**Input rows**
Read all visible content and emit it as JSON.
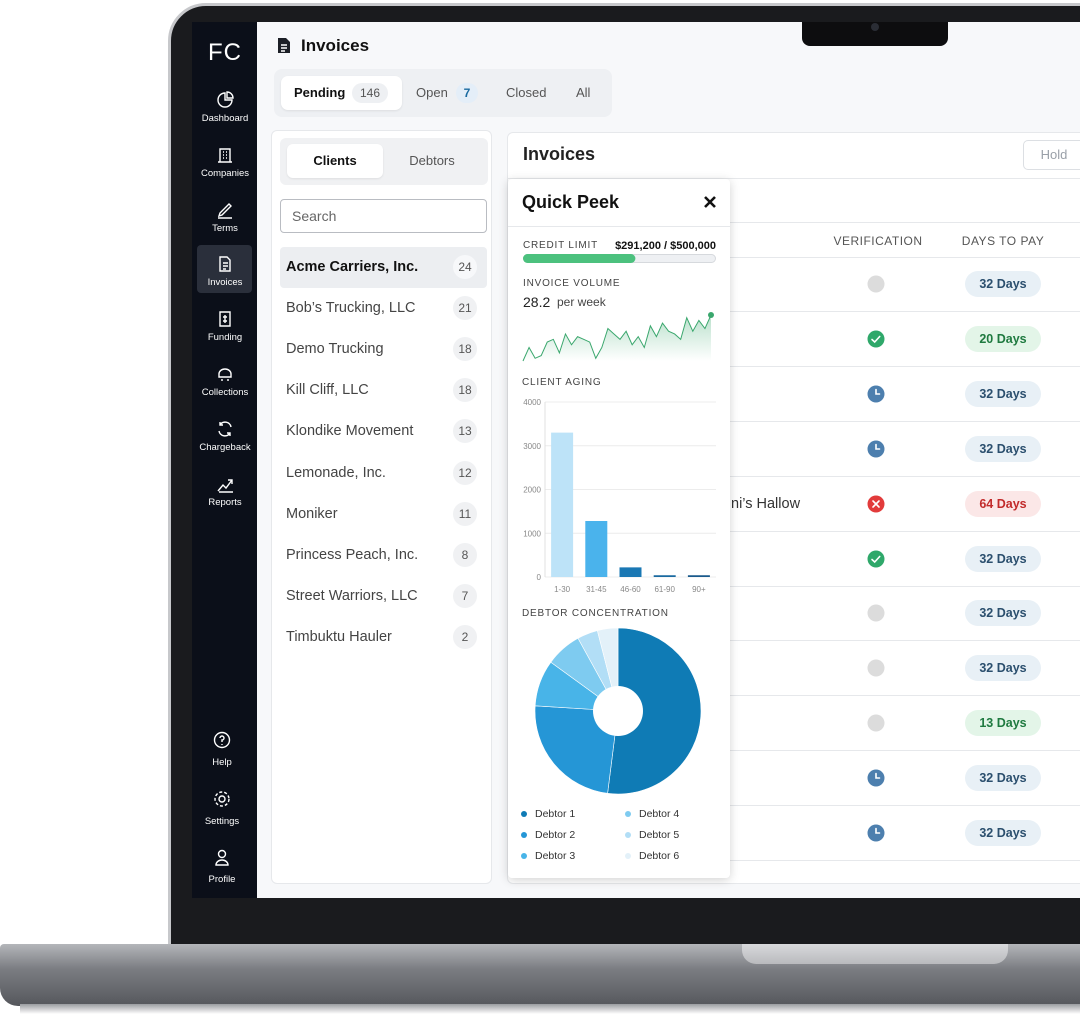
{
  "sidebar": {
    "logo": "FC",
    "nav": [
      "Dashboard",
      "Companies",
      "Terms",
      "Invoices",
      "Funding",
      "Collections",
      "Chargeback",
      "Reports"
    ],
    "active": "Invoices",
    "footer": [
      "Help",
      "Settings",
      "Profile"
    ]
  },
  "header": {
    "title": "Invoices"
  },
  "tabs": [
    {
      "label": "Pending",
      "count": 146,
      "active": true
    },
    {
      "label": "Open",
      "count": 7
    },
    {
      "label": "Closed"
    },
    {
      "label": "All"
    }
  ],
  "clients_panel": {
    "toggle": [
      "Clients",
      "Debtors"
    ],
    "active": "Clients",
    "search_placeholder": "Search",
    "clients": [
      {
        "name": "Acme Carriers, Inc.",
        "count": 24,
        "selected": true
      },
      {
        "name": "Bob’s Trucking, LLC",
        "count": 21
      },
      {
        "name": "Demo Trucking",
        "count": 18
      },
      {
        "name": "Kill Cliff, LLC",
        "count": 18
      },
      {
        "name": "Klondike Movement",
        "count": 13
      },
      {
        "name": "Lemonade, Inc.",
        "count": 12
      },
      {
        "name": "Moniker",
        "count": 11
      },
      {
        "name": "Princess Peach, Inc.",
        "count": 8
      },
      {
        "name": "Street Warriors, LLC",
        "count": 7
      },
      {
        "name": "Timbuktu Hauler",
        "count": 2
      }
    ]
  },
  "invoices_panel": {
    "title": "Invoices",
    "button": "Hold",
    "columns": [
      "VERIFICATION",
      "DAYS TO PAY"
    ],
    "rows": [
      {
        "verification": "none",
        "days_to_pay": "32 Days",
        "tone": "neutral"
      },
      {
        "verification": "approved",
        "days_to_pay": "20 Days",
        "tone": "good"
      },
      {
        "verification": "pending",
        "days_to_pay": "32 Days",
        "tone": "neutral"
      },
      {
        "verification": "pending",
        "days_to_pay": "32 Days",
        "tone": "neutral"
      },
      {
        "debtor": "ni’s Hallow",
        "verification": "rejected",
        "days_to_pay": "64 Days",
        "tone": "bad"
      },
      {
        "verification": "approved",
        "days_to_pay": "32 Days",
        "tone": "neutral"
      },
      {
        "verification": "none",
        "days_to_pay": "32 Days",
        "tone": "neutral"
      },
      {
        "verification": "none",
        "days_to_pay": "32 Days",
        "tone": "neutral"
      },
      {
        "verification": "none",
        "days_to_pay": "13 Days",
        "tone": "good"
      },
      {
        "verification": "pending",
        "days_to_pay": "32 Days",
        "tone": "neutral"
      },
      {
        "verification": "pending",
        "days_to_pay": "32 Days",
        "tone": "neutral"
      }
    ]
  },
  "quick_peek": {
    "title": "Quick Peek",
    "credit_limit": {
      "label": "CREDIT LIMIT",
      "value_label": "$291,200 / $500,000",
      "used": 291200,
      "limit": 500000,
      "color": "#4cc17e"
    },
    "invoice_volume": {
      "label": "INVOICE VOLUME",
      "value": 28.2,
      "unit": "per week",
      "type": "line",
      "color": "#3aa76d",
      "values": [
        8,
        18,
        10,
        12,
        22,
        24,
        14,
        28,
        20,
        26,
        24,
        22,
        10,
        18,
        32,
        28,
        24,
        30,
        20,
        26,
        18,
        34,
        26,
        36,
        30,
        28,
        24,
        40,
        30,
        38,
        32,
        42
      ]
    },
    "client_aging": {
      "label": "CLIENT AGING",
      "type": "bar",
      "categories": [
        "1-30",
        "31-45",
        "46-60",
        "61-90",
        "90+"
      ],
      "values": [
        3300,
        1280,
        220,
        40,
        40
      ],
      "colors": [
        "#bde3f8",
        "#4ab3ec",
        "#1a78b4",
        "#1a6aa0",
        "#1a5a8c"
      ],
      "ylim": [
        0,
        4000
      ],
      "yticks": [
        0,
        1000,
        2000,
        3000,
        4000
      ],
      "grid": true
    },
    "debtor_concentration": {
      "label": "DEBTOR CONCENTRATION",
      "type": "pie",
      "categories": [
        "Debtor 1",
        "Debtor 2",
        "Debtor 3",
        "Debtor 4",
        "Debtor 5",
        "Debtor 6"
      ],
      "values": [
        52,
        24,
        9,
        7,
        4,
        4
      ],
      "colors": [
        "#0f7bb5",
        "#2596d6",
        "#48b4e8",
        "#7ecbf0",
        "#b2def6",
        "#e3f1f9"
      ]
    }
  }
}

**Given problem**
Omit the pictures, then quote the rest of the material above exactly.

**Output below**
Read all visible content and emit it as JSON.
{
  "sidebar": {
    "logo": "FC",
    "nav": [
      "Dashboard",
      "Companies",
      "Terms",
      "Invoices",
      "Funding",
      "Collections",
      "Chargeback",
      "Reports"
    ],
    "active": "Invoices",
    "footer": [
      "Help",
      "Settings",
      "Profile"
    ]
  },
  "header": {
    "title": "Invoices"
  },
  "tabs": [
    {
      "label": "Pending",
      "count": 146,
      "active": true
    },
    {
      "label": "Open",
      "count": 7
    },
    {
      "label": "Closed"
    },
    {
      "label": "All"
    }
  ],
  "clients_panel": {
    "toggle": [
      "Clients",
      "Debtors"
    ],
    "active": "Clients",
    "search_placeholder": "Search",
    "clients": [
      {
        "name": "Acme Carriers, Inc.",
        "count": 24,
        "selected": true
      },
      {
        "name": "Bob’s Trucking, LLC",
        "count": 21
      },
      {
        "name": "Demo Trucking",
        "count": 18
      },
      {
        "name": "Kill Cliff, LLC",
        "count": 18
      },
      {
        "name": "Klondike Movement",
        "count": 13
      },
      {
        "name": "Lemonade, Inc.",
        "count": 12
      },
      {
        "name": "Moniker",
        "count": 11
      },
      {
        "name": "Princess Peach, Inc.",
        "count": 8
      },
      {
        "name": "Street Warriors, LLC",
        "count": 7
      },
      {
        "name": "Timbuktu Hauler",
        "count": 2
      }
    ]
  },
  "invoices_panel": {
    "title": "Invoices",
    "button": "Hold",
    "columns": [
      "VERIFICATION",
      "DAYS TO PAY"
    ],
    "rows": [
      {
        "verification": "none",
        "days_to_pay": "32 Days",
        "tone": "neutral"
      },
      {
        "verification": "approved",
        "days_to_pay": "20 Days",
        "tone": "good"
      },
      {
        "verification": "pending",
        "days_to_pay": "32 Days",
        "tone": "neutral"
      },
      {
        "verification": "pending",
        "days_to_pay": "32 Days",
        "tone": "neutral"
      },
      {
        "debtor": "ni’s Hallow",
        "verification": "rejected",
        "days_to_pay": "64 Days",
        "tone": "bad"
      },
      {
        "verification": "approved",
        "days_to_pay": "32 Days",
        "tone": "neutral"
      },
      {
        "verification": "none",
        "days_to_pay": "32 Days",
        "tone": "neutral"
      },
      {
        "verification": "none",
        "days_to_pay": "32 Days",
        "tone": "neutral"
      },
      {
        "verification": "none",
        "days_to_pay": "13 Days",
        "tone": "good"
      },
      {
        "verification": "pending",
        "days_to_pay": "32 Days",
        "tone": "neutral"
      },
      {
        "verification": "pending",
        "days_to_pay": "32 Days",
        "tone": "neutral"
      }
    ]
  },
  "quick_peek": {
    "title": "Quick Peek",
    "credit_limit": {
      "label": "CREDIT LIMIT",
      "value_label": "$291,200 / $500,000",
      "used": 291200,
      "limit": 500000,
      "color": "#4cc17e"
    },
    "invoice_volume": {
      "label": "INVOICE VOLUME",
      "value": 28.2,
      "unit": "per week",
      "type": "line",
      "color": "#3aa76d",
      "values": [
        8,
        18,
        10,
        12,
        22,
        24,
        14,
        28,
        20,
        26,
        24,
        22,
        10,
        18,
        32,
        28,
        24,
        30,
        20,
        26,
        18,
        34,
        26,
        36,
        30,
        28,
        24,
        40,
        30,
        38,
        32,
        42
      ]
    },
    "client_aging": {
      "label": "CLIENT AGING",
      "type": "bar",
      "categories": [
        "1-30",
        "31-45",
        "46-60",
        "61-90",
        "90+"
      ],
      "values": [
        3300,
        1280,
        220,
        40,
        40
      ],
      "colors": [
        "#bde3f8",
        "#4ab3ec",
        "#1a78b4",
        "#1a6aa0",
        "#1a5a8c"
      ],
      "ylim": [
        0,
        4000
      ],
      "yticks": [
        0,
        1000,
        2000,
        3000,
        4000
      ],
      "grid": true
    },
    "debtor_concentration": {
      "label": "DEBTOR CONCENTRATION",
      "type": "pie",
      "categories": [
        "Debtor 1",
        "Debtor 2",
        "Debtor 3",
        "Debtor 4",
        "Debtor 5",
        "Debtor 6"
      ],
      "values": [
        52,
        24,
        9,
        7,
        4,
        4
      ],
      "colors": [
        "#0f7bb5",
        "#2596d6",
        "#48b4e8",
        "#7ecbf0",
        "#b2def6",
        "#e3f1f9"
      ]
    }
  }
}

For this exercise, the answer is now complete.